§ **Extracted entries**:
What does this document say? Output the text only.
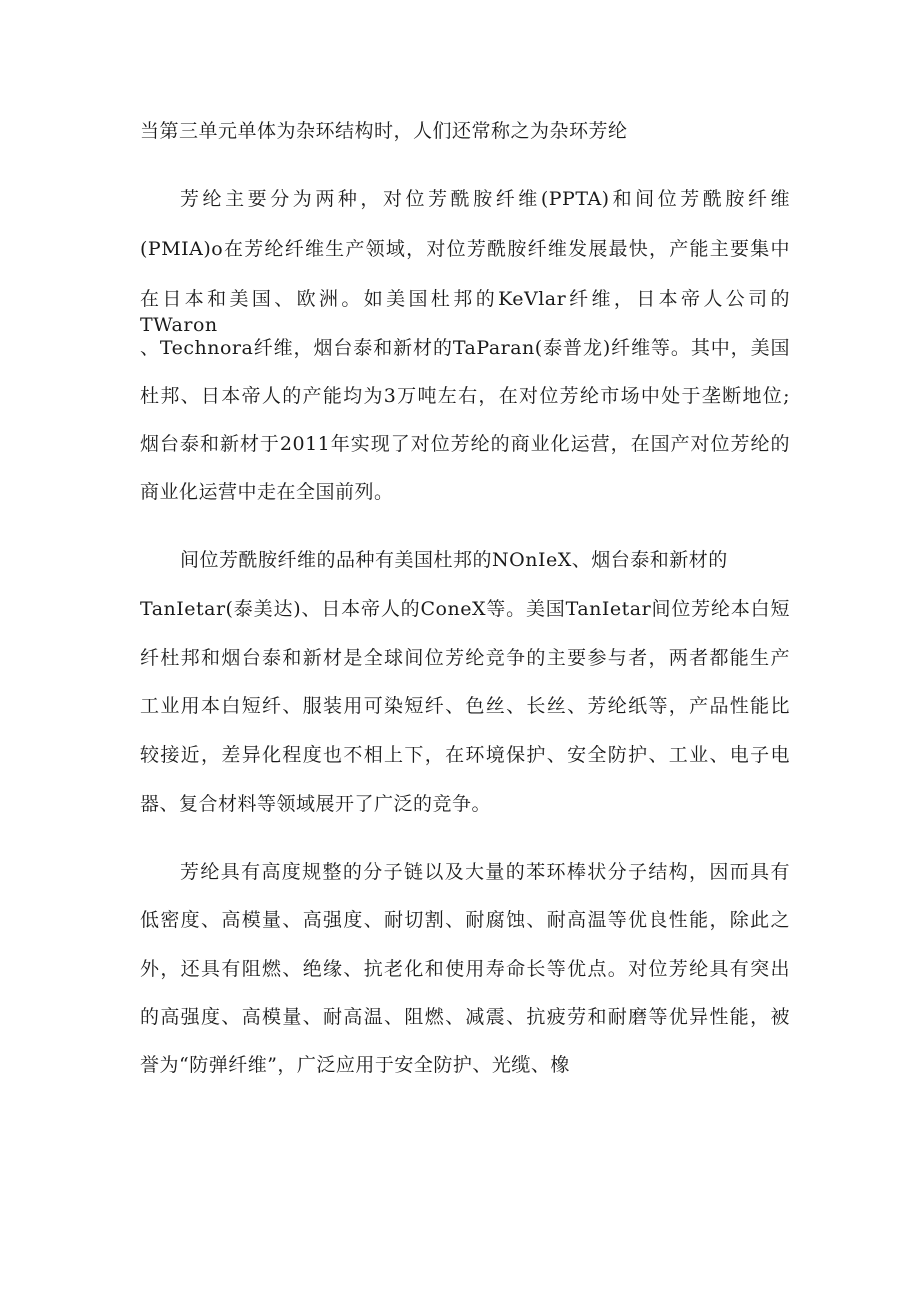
当第三单元单体为杂环结构时，人们还常称之为杂环芳纶
芳纶主要分为两种，对位芳酰胺纤维(PPTA)和间位芳酰胺纤维
(PMIA)o在芳纶纤维生产领域，对位芳酰胺纤维发展最快，产能主要集中
在日本和美国、欧洲。如美国杜邦的KeVlar纤维，日本帝人公司的TWaron
、Technora纤维，烟台泰和新材的TaParan(泰普龙)纤维等。其中，美国
杜邦、日本帝人的产能均为3万吨左右，在对位芳纶市场中处于垄断地位;
烟台泰和新材于2011年实现了对位芳纶的商业化运营，在国产对位芳纶的
商业化运营中走在全国前列。
间位芳酰胺纤维的品种有美国杜邦的NOnIeX、烟台泰和新材的
TanIetar(泰美达)、日本帝人的ConeX等。美国TanIetar间位芳纶本白短
纤杜邦和烟台泰和新材是全球间位芳纶竞争的主要参与者，两者都能生产
工业用本白短纤、服装用可染短纤、色丝、长丝、芳纶纸等，产品性能比
较接近，差异化程度也不相上下，在环境保护、安全防护、工业、电子电
器、复合材料等领域展开了广泛的竞争。
芳纶具有高度规整的分子链以及大量的苯环棒状分子结构，因而具有
低密度、高模量、高强度、耐切割、耐腐蚀、耐高温等优良性能，除此之
外，还具有阻燃、绝缘、抗老化和使用寿命长等优点。对位芳纶具有突出
的高强度、高模量、耐高温、阻燃、减震、抗疲劳和耐磨等优异性能，被
誉为“防弹纤维”，广泛应用于安全防护、光缆、橡
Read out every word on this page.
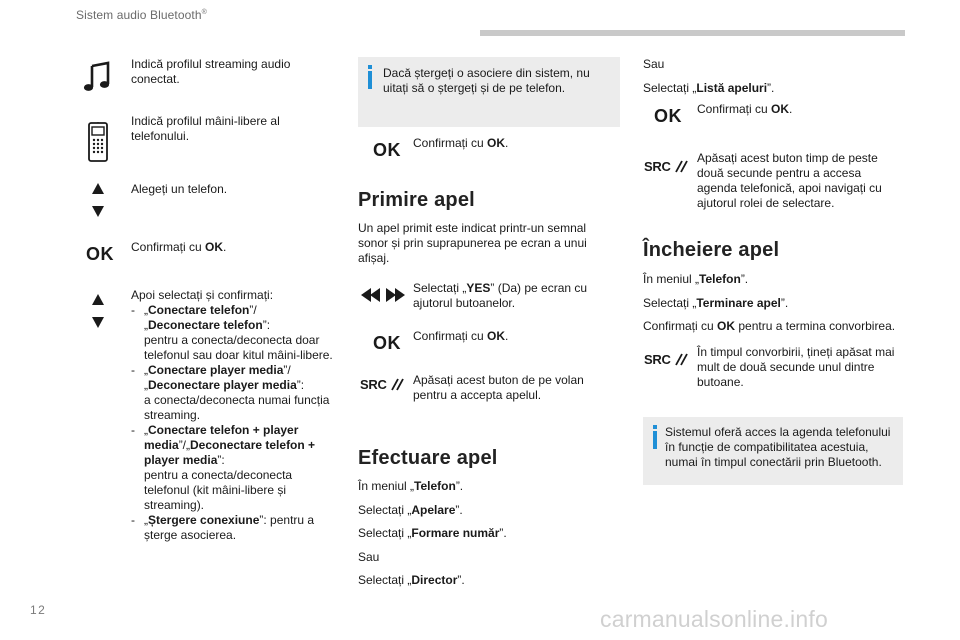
Sistem audio Bluetooth®
Indică profilul streaming audio conectat.
Indică profilul mâini-libere al telefonului.
Alegeți un telefon.
OK	Confirmați cu OK.
Apoi selectați și confirmați:
- „Conectare telefon”/
„Deconectare telefon”:
pentru a conecta/deconecta doar telefonul sau doar kitul mâini-libere.
- „Conectare player media”/
„Deconectare player media”:
a conecta/deconecta numai funcția streaming.
- „Conectare telefon + player media”/„Deconectare telefon + player media”:
pentru a conecta/deconecta telefonul (kit mâini-libere și streaming).
- „Ștergere conexiune”: pentru a șterge asocierea.
Dacă ștergeți o asociere din sistem, nu uitați să o ștergeți și de pe telefon.
OK	Confirmați cu OK.
Primire apel
Un apel primit este indicat printr-un semnal sonor și prin suprapunerea pe ecran a unui afișaj.
Selectați „YES” (Da) pe ecran cu ajutorul butoanelor.
OK	Confirmați cu OK.
SRC Apăsați acest buton de pe volan pentru a accepta apelul.
Efectuare apel
În meniul „Telefon”.
Selectați „Apelare”.
Selectați „Formare număr”.
Sau
Selectați „Director”.
Sau
Selectați „Listă apeluri”.
OK	Confirmați cu OK.
SRC
Apăsați acest buton timp de peste două secunde pentru a accesa agenda telefonică, apoi navigați cu ajutorul rolei de selectare.
Încheiere apel
În meniul „Telefon”.
Selectați „Terminare apel”.
Confirmați cu OK pentru a termina convorbirea.
SRC În timpul convorbirii, țineți apăsat mai mult de două secunde unul dintre butoane.
Sistemul oferă acces la agenda telefonului în funcție de compatibilitatea acestuia, numai în timpul conectării prin Bluetooth.
12	carmanualsonline.info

§ **Work to be completed**: State how many lines of the records above contain the word "audio", and give only that number.

§ **Solved exercise**: 2